Records shown |
↓↓↓

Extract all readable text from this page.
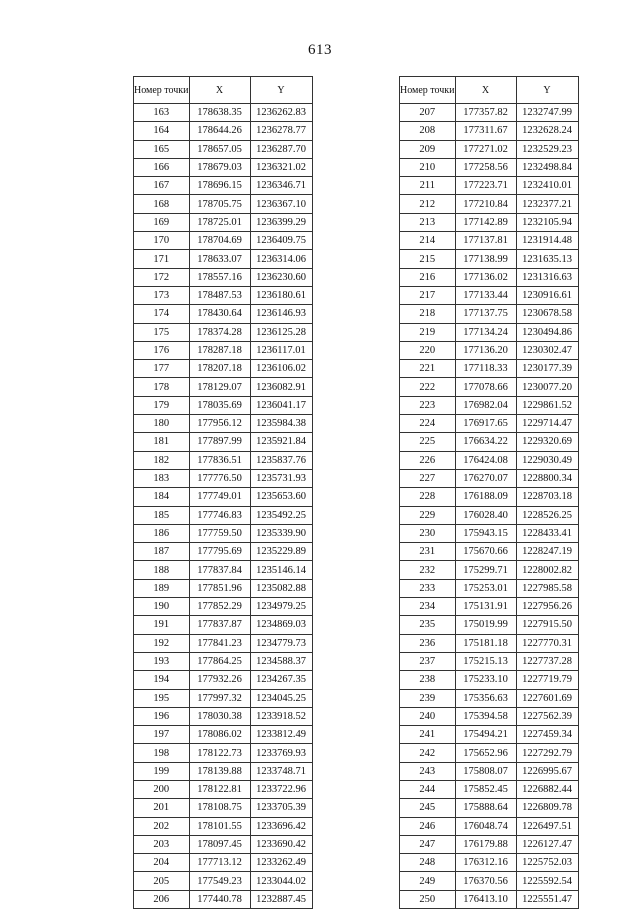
613
Номер точки	X	Y
163	178638.35	1236262.83
164	178644.26	1236278.77
165	178657.05	1236287.70
166	178679.03	1236321.02
167	178696.15	1236346.71
168	178705.75	1236367.10
169	178725.01	1236399.29
170	178704.69	1236409.75
171	178633.07	1236314.06
172	178557.16	1236230.60
173	178487.53	1236180.61
174	178430.64	1236146.93
175	178374.28	1236125.28
176	178287.18	1236117.01
177	178207.18	1236106.02
178	178129.07	1236082.91
179	178035.69	1236041.17
180	177956.12	1235984.38
181	177897.99	1235921.84
182	177836.51	1235837.76
183	177776.50	1235731.93
184	177749.01	1235653.60
185	177746.83	1235492.25
186	177759.50	1235339.90
187	177795.69	1235229.89
188	177837.84	1235146.14
189	177851.96	1235082.88
190	177852.29	1234979.25
191	177837.87	1234869.03
192	177841.23	1234779.73
193	177864.25	1234588.37
194	177932.26	1234267.35
195	177997.32	1234045.25
196	178030.38	1233918.52
197	178086.02	1233812.49
198	178122.73	1233769.93
199	178139.88	1233748.71
200	178122.81	1233722.96
201	178108.75	1233705.39
202	178101.55	1233696.42
203	178097.45	1233690.42
204	177713.12	1233262.49
205	177549.23	1233044.02
206	177440.78	1232887.45
Номер точки	X	Y
207	177357.82	1232747.99
208	177311.67	1232628.24
209	177271.02	1232529.23
210	177258.56	1232498.84
211	177223.71	1232410.01
212	177210.84	1232377.21
213	177142.89	1232105.94
214	177137.81	1231914.48
215	177138.99	1231635.13
216	177136.02	1231316.63
217	177133.44	1230916.61
218	177137.75	1230678.58
219	177134.24	1230494.86
220	177136.20	1230302.47
221	177118.33	1230177.39
222	177078.66	1230077.20
223	176982.04	1229861.52
224	176917.65	1229714.47
225	176634.22	1229320.69
226	176424.08	1229030.49
227	176270.07	1228800.34
228	176188.09	1228703.18
229	176028.40	1228526.25
230	175943.15	1228433.41
231	175670.66	1228247.19
232	175299.71	1228002.82
233	175253.01	1227985.58
234	175131.91	1227956.26
235	175019.99	1227915.50
236	175181.18	1227770.31
237	175215.13	1227737.28
238	175233.10	1227719.79
239	175356.63	1227601.69
240	175394.58	1227562.39
241	175494.21	1227459.34
242	175652.96	1227292.79
243	175808.07	1226995.67
244	175852.45	1226882.44
245	175888.64	1226809.78
246	176048.74	1226497.51
247	176179.88	1226127.47
248	176312.16	1225752.03
249	176370.56	1225592.54
250	176413.10	1225551.47
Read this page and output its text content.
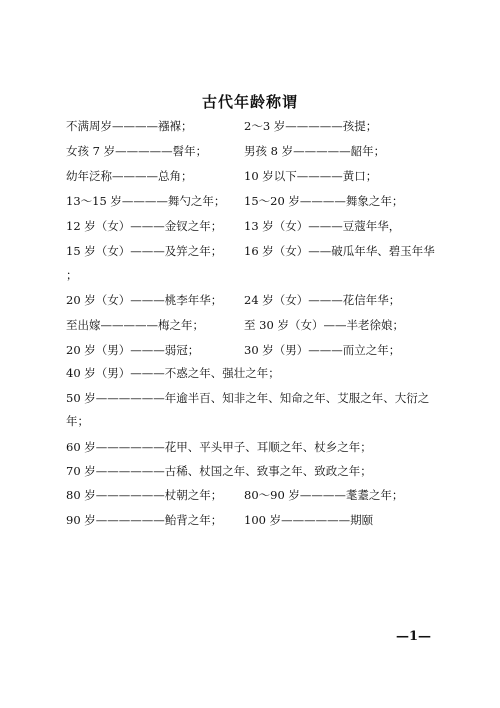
古代年龄称谓
不满周岁————襁褓；	2～3 岁—————孩提；
女孩 7 岁—————髫年；	男孩 8 岁—————龆年；
幼年泛称————总角；	10 岁以下————黄口；
13～15 岁————舞勺之年； 15～20 岁————舞象之年；
12 岁（女）———金钗之年； 13 岁（女）———豆蔻年华，
15 岁（女）———及笄之年； 16 岁（女）——破瓜年华、碧玉年华
；
20 岁（女）———桃李年华； 24 岁（女）———花信年华；
至出嫁—————梅之年；	至 30 岁（女）——半老徐娘；
20 岁（男）———弱冠；	30 岁（男）———而立之年；
40 岁（男）———不惑之年、强壮之年；
50 岁——————年逾半百、知非之年、知命之年、艾服之年、大衍之
年；
60 岁——————花甲、平头甲子、耳顺之年、杖乡之年；
70 岁——————古稀、杖国之年、致事之年、致政之年；
80 岁——————杖朝之年； 80～90 岁————耄耋之年；
90 岁——————鲐背之年； 100 岁——————期颐
—1—
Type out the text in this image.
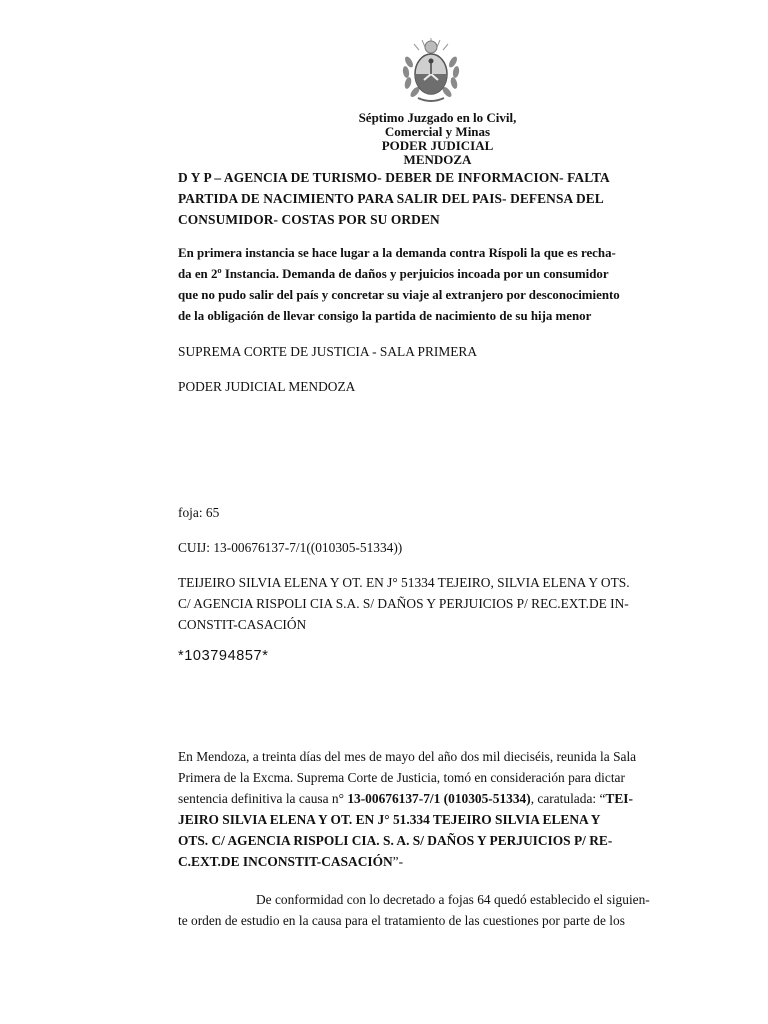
Séptimo Juzgado en lo Civil,
Comercial y Minas
PODER JUDICIAL
MENDOZA
D Y P – AGENCIA DE TURISMO- DEBER DE INFORMACION- FALTA
PARTIDA DE NACIMIENTO PARA SALIR DEL PAIS- DEFENSA DEL
CONSUMIDOR- COSTAS POR SU ORDEN
En primera instancia se hace lugar a la demanda contra Ríspoli la que es recha-
da en 2º Instancia. Demanda de daños y perjuicios incoada por un consumidor
que no pudo salir del país y concretar su viaje al extranjero por desconocimiento
de la obligación de llevar consigo la partida de nacimiento de su hija menor
SUPREMA CORTE DE JUSTICIA - SALA PRIMERA
PODER JUDICIAL MENDOZA
foja: 65
CUIJ: 13-00676137-7/1((010305-51334))
TEIJEIRO SILVIA ELENA Y OT. EN J° 51334 TEJEIRO, SILVIA ELENA Y OTS.
C/ AGENCIA RISPOLI CIA S.A. S/ DAÑOS Y PERJUICIOS P/ REC.EXT.DE IN-
CONSTIT-CASACIÓN
*103794857*
En Mendoza, a treinta días del mes de mayo del año dos mil dieciséis, reunida la Sala
Primera de la Excma. Suprema Corte de Justicia, tomó en consideración para dictar
sentencia definitiva la causa n° 13-00676137-7/1 (010305-51334), caratulada: “TEI-
JEIRO SILVIA ELENA Y OT. EN J° 51.334 TEJEIRO SILVIA ELENA Y
OTS. C/ AGENCIA RISPOLI CIA. S. A. S/ DAÑOS Y PERJUICIOS P/ RE-
C.EXT.DE INCONSTIT-CASACIÓN”-
De conformidad con lo decretado a fojas 64 quedó establecido el siguien-
te orden de estudio en la causa para el tratamiento de las cuestiones por parte de los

↑↑↑

Work required | Collect from the data above every line that includes "TEJEIRO".

Output for this task |
TEIJEIRO SILVIA ELENA Y OT. EN J° 51334 TEJEIRO, SILVIA ELENA Y OTS.
JEIRO SILVIA ELENA Y OT. EN J° 51.334 TEJEIRO SILVIA ELENA Y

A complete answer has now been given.